■ **Instructions to follow**: The records that follow need to be output exactly as they are.

■ **Data for this task**:

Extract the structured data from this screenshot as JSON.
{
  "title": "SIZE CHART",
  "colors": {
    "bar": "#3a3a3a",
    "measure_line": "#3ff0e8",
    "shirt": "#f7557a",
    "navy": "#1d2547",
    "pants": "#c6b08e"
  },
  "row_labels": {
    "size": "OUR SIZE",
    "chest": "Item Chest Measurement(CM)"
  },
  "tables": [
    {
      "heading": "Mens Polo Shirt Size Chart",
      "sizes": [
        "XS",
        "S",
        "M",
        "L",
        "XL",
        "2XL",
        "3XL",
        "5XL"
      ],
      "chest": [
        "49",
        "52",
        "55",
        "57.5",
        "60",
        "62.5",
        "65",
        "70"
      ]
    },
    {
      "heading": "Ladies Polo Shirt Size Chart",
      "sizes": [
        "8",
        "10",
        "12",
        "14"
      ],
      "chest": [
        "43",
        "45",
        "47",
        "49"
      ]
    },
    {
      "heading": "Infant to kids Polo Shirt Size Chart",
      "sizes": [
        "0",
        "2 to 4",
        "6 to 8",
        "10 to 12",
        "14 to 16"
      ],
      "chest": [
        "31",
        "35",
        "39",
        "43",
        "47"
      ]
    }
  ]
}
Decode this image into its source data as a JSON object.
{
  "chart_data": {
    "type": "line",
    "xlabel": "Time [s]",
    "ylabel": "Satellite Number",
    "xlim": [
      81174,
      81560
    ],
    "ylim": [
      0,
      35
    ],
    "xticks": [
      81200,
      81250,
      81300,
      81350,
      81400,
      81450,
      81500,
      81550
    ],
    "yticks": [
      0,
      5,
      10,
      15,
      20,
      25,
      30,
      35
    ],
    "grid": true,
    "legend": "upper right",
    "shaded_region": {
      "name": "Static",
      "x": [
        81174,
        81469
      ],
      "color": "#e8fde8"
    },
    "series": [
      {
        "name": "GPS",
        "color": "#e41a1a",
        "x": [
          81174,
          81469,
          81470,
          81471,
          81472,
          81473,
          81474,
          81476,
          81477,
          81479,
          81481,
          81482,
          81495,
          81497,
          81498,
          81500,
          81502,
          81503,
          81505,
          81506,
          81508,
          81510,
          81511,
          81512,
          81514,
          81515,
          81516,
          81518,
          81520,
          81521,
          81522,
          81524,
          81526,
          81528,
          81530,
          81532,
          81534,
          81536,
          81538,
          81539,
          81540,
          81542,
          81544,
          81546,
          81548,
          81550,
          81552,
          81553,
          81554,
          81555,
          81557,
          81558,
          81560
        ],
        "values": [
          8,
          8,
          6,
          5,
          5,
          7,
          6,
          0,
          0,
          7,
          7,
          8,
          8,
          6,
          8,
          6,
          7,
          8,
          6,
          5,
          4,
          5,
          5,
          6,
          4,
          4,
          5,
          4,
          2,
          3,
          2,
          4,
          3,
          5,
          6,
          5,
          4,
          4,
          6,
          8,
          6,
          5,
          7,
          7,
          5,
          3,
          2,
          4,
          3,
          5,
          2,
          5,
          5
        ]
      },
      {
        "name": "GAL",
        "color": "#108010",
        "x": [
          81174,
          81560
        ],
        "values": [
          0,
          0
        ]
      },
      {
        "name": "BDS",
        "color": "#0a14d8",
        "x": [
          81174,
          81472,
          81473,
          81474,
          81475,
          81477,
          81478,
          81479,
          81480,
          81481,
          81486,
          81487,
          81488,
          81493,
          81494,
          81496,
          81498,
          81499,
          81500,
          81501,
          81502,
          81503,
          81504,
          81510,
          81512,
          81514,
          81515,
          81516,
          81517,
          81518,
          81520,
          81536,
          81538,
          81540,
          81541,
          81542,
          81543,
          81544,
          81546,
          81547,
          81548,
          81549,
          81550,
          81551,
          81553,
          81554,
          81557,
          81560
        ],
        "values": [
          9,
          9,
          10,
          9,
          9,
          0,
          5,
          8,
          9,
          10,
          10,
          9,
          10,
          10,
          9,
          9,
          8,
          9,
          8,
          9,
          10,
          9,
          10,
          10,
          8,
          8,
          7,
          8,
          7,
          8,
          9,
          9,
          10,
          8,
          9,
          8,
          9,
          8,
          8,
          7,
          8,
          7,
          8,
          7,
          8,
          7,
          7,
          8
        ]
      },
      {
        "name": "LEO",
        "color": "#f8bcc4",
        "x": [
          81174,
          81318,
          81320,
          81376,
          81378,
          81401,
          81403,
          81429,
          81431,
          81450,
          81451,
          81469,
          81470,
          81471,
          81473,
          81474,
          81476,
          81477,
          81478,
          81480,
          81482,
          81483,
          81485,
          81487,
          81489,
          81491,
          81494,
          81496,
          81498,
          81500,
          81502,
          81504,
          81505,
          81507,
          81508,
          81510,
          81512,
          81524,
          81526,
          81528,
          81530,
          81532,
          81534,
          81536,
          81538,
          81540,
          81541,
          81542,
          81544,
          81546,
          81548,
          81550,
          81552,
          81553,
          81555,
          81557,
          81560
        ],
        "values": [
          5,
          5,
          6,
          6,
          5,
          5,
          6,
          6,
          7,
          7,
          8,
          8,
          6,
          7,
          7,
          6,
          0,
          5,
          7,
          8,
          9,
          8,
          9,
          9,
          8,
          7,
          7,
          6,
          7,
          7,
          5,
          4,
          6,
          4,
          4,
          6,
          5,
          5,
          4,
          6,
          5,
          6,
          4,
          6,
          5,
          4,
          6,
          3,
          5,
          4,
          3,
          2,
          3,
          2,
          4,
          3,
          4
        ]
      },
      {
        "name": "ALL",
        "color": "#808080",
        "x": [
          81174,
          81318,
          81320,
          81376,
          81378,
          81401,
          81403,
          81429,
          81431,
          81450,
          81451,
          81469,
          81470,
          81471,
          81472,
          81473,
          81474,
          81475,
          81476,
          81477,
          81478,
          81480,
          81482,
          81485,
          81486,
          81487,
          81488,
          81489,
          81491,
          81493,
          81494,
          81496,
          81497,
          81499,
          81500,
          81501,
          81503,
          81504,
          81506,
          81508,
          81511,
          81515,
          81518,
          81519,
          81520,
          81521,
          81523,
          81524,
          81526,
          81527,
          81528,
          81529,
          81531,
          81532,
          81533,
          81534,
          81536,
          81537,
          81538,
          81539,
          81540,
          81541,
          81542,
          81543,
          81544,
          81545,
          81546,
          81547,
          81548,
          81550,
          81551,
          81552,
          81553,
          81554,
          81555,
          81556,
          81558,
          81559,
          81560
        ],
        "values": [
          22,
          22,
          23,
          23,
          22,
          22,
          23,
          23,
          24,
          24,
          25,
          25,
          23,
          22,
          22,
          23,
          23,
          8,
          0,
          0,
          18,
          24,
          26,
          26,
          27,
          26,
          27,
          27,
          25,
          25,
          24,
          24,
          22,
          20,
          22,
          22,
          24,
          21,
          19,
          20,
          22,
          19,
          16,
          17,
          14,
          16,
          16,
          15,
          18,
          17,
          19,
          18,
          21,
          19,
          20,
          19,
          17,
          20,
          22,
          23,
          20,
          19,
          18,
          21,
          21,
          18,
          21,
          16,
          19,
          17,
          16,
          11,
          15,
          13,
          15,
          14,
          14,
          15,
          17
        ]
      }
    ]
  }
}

■ **In response**:
Extract the structured data from this screenshot as JSON.
{
  "title": "SIZE CHART",
  "colors": {
    "bar": "#3a3a3a",
    "measure_line": "#3ff0e8",
    "shirt": "#f7557a",
    "navy": "#1d2547",
    "pants": "#c6b08e"
  },
  "row_labels": {
    "size": "OUR SIZE",
    "chest": "Item Chest Measurement(CM)"
  },
  "tables": [
    {
      "heading": "Mens Polo Shirt Size Chart",
      "sizes": [
        "XS",
        "S",
        "M",
        "L",
        "XL",
        "2XL",
        "3XL",
        "5XL"
      ],
      "chest": [
        "49",
        "52",
        "55",
        "57.5",
        "60",
        "62.5",
        "65",
        "70"
      ]
    },
    {
      "heading": "Ladies Polo Shirt Size Chart",
      "sizes": [
        "8",
        "10",
        "12",
        "14"
      ],
      "chest": [
        "43",
        "45",
        "47",
        "49"
      ]
    },
    {
      "heading": "Infant to kids Polo Shirt Size Chart",
      "sizes": [
        "0",
        "2 to 4",
        "6 to 8",
        "10 to 12",
        "14 to 16"
      ],
      "chest": [
        "31",
        "35",
        "39",
        "43",
        "47"
      ]
    }
  ]
}
Decode this image into its source data as a JSON object.
{
  "chart_data": {
    "type": "line",
    "xlabel": "Time [s]",
    "ylabel": "Satellite Number",
    "xlim": [
      81174,
      81560
    ],
    "ylim": [
      0,
      35
    ],
    "xticks": [
      81200,
      81250,
      81300,
      81350,
      81400,
      81450,
      81500,
      81550
    ],
    "yticks": [
      0,
      5,
      10,
      15,
      20,
      25,
      30,
      35
    ],
    "grid": true,
    "legend": "upper right",
    "shaded_region": {
      "name": "Static",
      "x": [
        81174,
        81469
      ],
      "color": "#e8fde8"
    },
    "series": [
      {
        "name": "GPS",
        "color": "#e41a1a",
        "x": [
          81174,
          81469,
          81470,
          81471,
          81472,
          81473,
          81474,
          81476,
          81477,
          81479,
          81481,
          81482,
          81495,
          81497,
          81498,
          81500,
          81502,
          81503,
          81505,
          81506,
          81508,
          81510,
          81511,
          81512,
          81514,
          81515,
          81516,
          81518,
          81520,
          81521,
          81522,
          81524,
          81526,
          81528,
          81530,
          81532,
          81534,
          81536,
          81538,
          81539,
          81540,
          81542,
          81544,
          81546,
          81548,
          81550,
          81552,
          81553,
          81554,
          81555,
          81557,
          81558,
          81560
        ],
        "values": [
          8,
          8,
          6,
          5,
          5,
          7,
          6,
          0,
          0,
          7,
          7,
          8,
          8,
          6,
          8,
          6,
          7,
          8,
          6,
          5,
          4,
          5,
          5,
          6,
          4,
          4,
          5,
          4,
          2,
          3,
          2,
          4,
          3,
          5,
          6,
          5,
          4,
          4,
          6,
          8,
          6,
          5,
          7,
          7,
          5,
          3,
          2,
          4,
          3,
          5,
          2,
          5,
          5
        ]
      },
      {
        "name": "GAL",
        "color": "#108010",
        "x": [
          81174,
          81560
        ],
        "values": [
          0,
          0
        ]
      },
      {
        "name": "BDS",
        "color": "#0a14d8",
        "x": [
          81174,
          81472,
          81473,
          81474,
          81475,
          81477,
          81478,
          81479,
          81480,
          81481,
          81486,
          81487,
          81488,
          81493,
          81494,
          81496,
          81498,
          81499,
          81500,
          81501,
          81502,
          81503,
          81504,
          81510,
          81512,
          81514,
          81515,
          81516,
          81517,
          81518,
          81520,
          81536,
          81538,
          81540,
          81541,
          81542,
          81543,
          81544,
          81546,
          81547,
          81548,
          81549,
          81550,
          81551,
          81553,
          81554,
          81557,
          81560
        ],
        "values": [
          9,
          9,
          10,
          9,
          9,
          0,
          5,
          8,
          9,
          10,
          10,
          9,
          10,
          10,
          9,
          9,
          8,
          9,
          8,
          9,
          10,
          9,
          10,
          10,
          8,
          8,
          7,
          8,
          7,
          8,
          9,
          9,
          10,
          8,
          9,
          8,
          9,
          8,
          8,
          7,
          8,
          7,
          8,
          7,
          8,
          7,
          7,
          8
        ]
      },
      {
        "name": "LEO",
        "color": "#f8bcc4",
        "x": [
          81174,
          81318,
          81320,
          81376,
          81378,
          81401,
          81403,
          81429,
          81431,
          81450,
          81451,
          81469,
          81470,
          81471,
          81473,
          81474,
          81476,
          81477,
          81478,
          81480,
          81482,
          81483,
          81485,
          81487,
          81489,
          81491,
          81494,
          81496,
          81498,
          81500,
          81502,
          81504,
          81505,
          81507,
          81508,
          81510,
          81512,
          81524,
          81526,
          81528,
          81530,
          81532,
          81534,
          81536,
          81538,
          81540,
          81541,
          81542,
          81544,
          81546,
          81548,
          81550,
          81552,
          81553,
          81555,
          81557,
          81560
        ],
        "values": [
          5,
          5,
          6,
          6,
          5,
          5,
          6,
          6,
          7,
          7,
          8,
          8,
          6,
          7,
          7,
          6,
          0,
          5,
          7,
          8,
          9,
          8,
          9,
          9,
          8,
          7,
          7,
          6,
          7,
          7,
          5,
          4,
          6,
          4,
          4,
          6,
          5,
          5,
          4,
          6,
          5,
          6,
          4,
          6,
          5,
          4,
          6,
          3,
          5,
          4,
          3,
          2,
          3,
          2,
          4,
          3,
          4
        ]
      },
      {
        "name": "ALL",
        "color": "#808080",
        "x": [
          81174,
          81318,
          81320,
          81376,
          81378,
          81401,
          81403,
          81429,
          81431,
          81450,
          81451,
          81469,
          81470,
          81471,
          81472,
          81473,
          81474,
          81475,
          81476,
          81477,
          81478,
          81480,
          81482,
          81485,
          81486,
          81487,
          81488,
          81489,
          81491,
          81493,
          81494,
          81496,
          81497,
          81499,
          81500,
          81501,
          81503,
          81504,
          81506,
          81508,
          81511,
          81515,
          81518,
          81519,
          81520,
          81521,
          81523,
          81524,
          81526,
          81527,
          81528,
          81529,
          81531,
          81532,
          81533,
          81534,
          81536,
          81537,
          81538,
          81539,
          81540,
          81541,
          81542,
          81543,
          81544,
          81545,
          81546,
          81547,
          81548,
          81550,
          81551,
          81552,
          81553,
          81554,
          81555,
          81556,
          81558,
          81559,
          81560
        ],
        "values": [
          22,
          22,
          23,
          23,
          22,
          22,
          23,
          23,
          24,
          24,
          25,
          25,
          23,
          22,
          22,
          23,
          23,
          8,
          0,
          0,
          18,
          24,
          26,
          26,
          27,
          26,
          27,
          27,
          25,
          25,
          24,
          24,
          22,
          20,
          22,
          22,
          24,
          21,
          19,
          20,
          22,
          19,
          16,
          17,
          14,
          16,
          16,
          15,
          18,
          17,
          19,
          18,
          21,
          19,
          20,
          19,
          17,
          20,
          22,
          23,
          20,
          19,
          18,
          21,
          21,
          18,
          21,
          16,
          19,
          17,
          16,
          11,
          15,
          13,
          15,
          14,
          14,
          15,
          17
        ]
      }
    ]
  }
}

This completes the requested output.